PROBLEM
Find the line that contains "Type out the text in this image.". Output it and every line after it to the end of the records, exactly as they appear.

DATA TO USE

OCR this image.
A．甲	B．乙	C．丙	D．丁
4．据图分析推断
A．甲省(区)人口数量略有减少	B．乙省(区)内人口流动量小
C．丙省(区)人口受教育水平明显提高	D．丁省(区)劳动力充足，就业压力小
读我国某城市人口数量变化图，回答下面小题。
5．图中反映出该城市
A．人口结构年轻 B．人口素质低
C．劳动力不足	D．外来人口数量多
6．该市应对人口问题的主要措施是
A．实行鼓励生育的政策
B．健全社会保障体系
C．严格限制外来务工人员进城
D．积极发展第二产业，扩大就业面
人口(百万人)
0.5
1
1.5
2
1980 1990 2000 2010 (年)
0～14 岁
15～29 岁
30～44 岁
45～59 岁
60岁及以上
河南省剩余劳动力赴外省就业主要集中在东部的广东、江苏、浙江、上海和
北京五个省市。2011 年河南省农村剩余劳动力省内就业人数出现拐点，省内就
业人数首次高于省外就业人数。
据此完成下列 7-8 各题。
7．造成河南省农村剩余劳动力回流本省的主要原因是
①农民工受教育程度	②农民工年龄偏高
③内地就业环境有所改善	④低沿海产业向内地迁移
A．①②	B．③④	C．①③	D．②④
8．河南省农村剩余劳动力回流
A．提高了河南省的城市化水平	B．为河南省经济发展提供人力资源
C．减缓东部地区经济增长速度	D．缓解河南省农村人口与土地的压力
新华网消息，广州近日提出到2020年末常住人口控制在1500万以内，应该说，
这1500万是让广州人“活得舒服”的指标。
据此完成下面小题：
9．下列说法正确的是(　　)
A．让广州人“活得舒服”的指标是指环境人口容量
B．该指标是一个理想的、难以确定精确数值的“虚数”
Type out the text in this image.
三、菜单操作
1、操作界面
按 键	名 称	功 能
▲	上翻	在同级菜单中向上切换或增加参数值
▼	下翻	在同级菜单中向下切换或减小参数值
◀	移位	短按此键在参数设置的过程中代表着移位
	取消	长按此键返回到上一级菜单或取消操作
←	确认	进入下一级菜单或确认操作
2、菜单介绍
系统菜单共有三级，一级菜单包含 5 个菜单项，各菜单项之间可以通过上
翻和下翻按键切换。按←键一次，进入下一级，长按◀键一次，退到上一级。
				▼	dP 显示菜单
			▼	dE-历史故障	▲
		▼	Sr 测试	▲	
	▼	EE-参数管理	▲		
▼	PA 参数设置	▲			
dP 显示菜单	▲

WRITTEN RESPONSE
Type out the text in this image.
三、菜单操作
1、操作界面
按 键	名 称	功 能
▲	上翻	在同级菜单中向上切换或增加参数值
▼	下翻	在同级菜单中向下切换或减小参数值
◀	移位	短按此键在参数设置的过程中代表着移位
	取消	长按此键返回到上一级菜单或取消操作
←	确认	进入下一级菜单或确认操作
2、菜单介绍
系统菜单共有三级，一级菜单包含 5 个菜单项，各菜单项之间可以通过上
翻和下翻按键切换。按←键一次，进入下一级，长按◀键一次，退到上一级。
				▼	dP 显示菜单
			▼	dE-历史故障	▲
		▼	Sr 测试	▲	
	▼	EE-参数管理	▲		
▼	PA 参数设置	▲			
dP 显示菜单	▲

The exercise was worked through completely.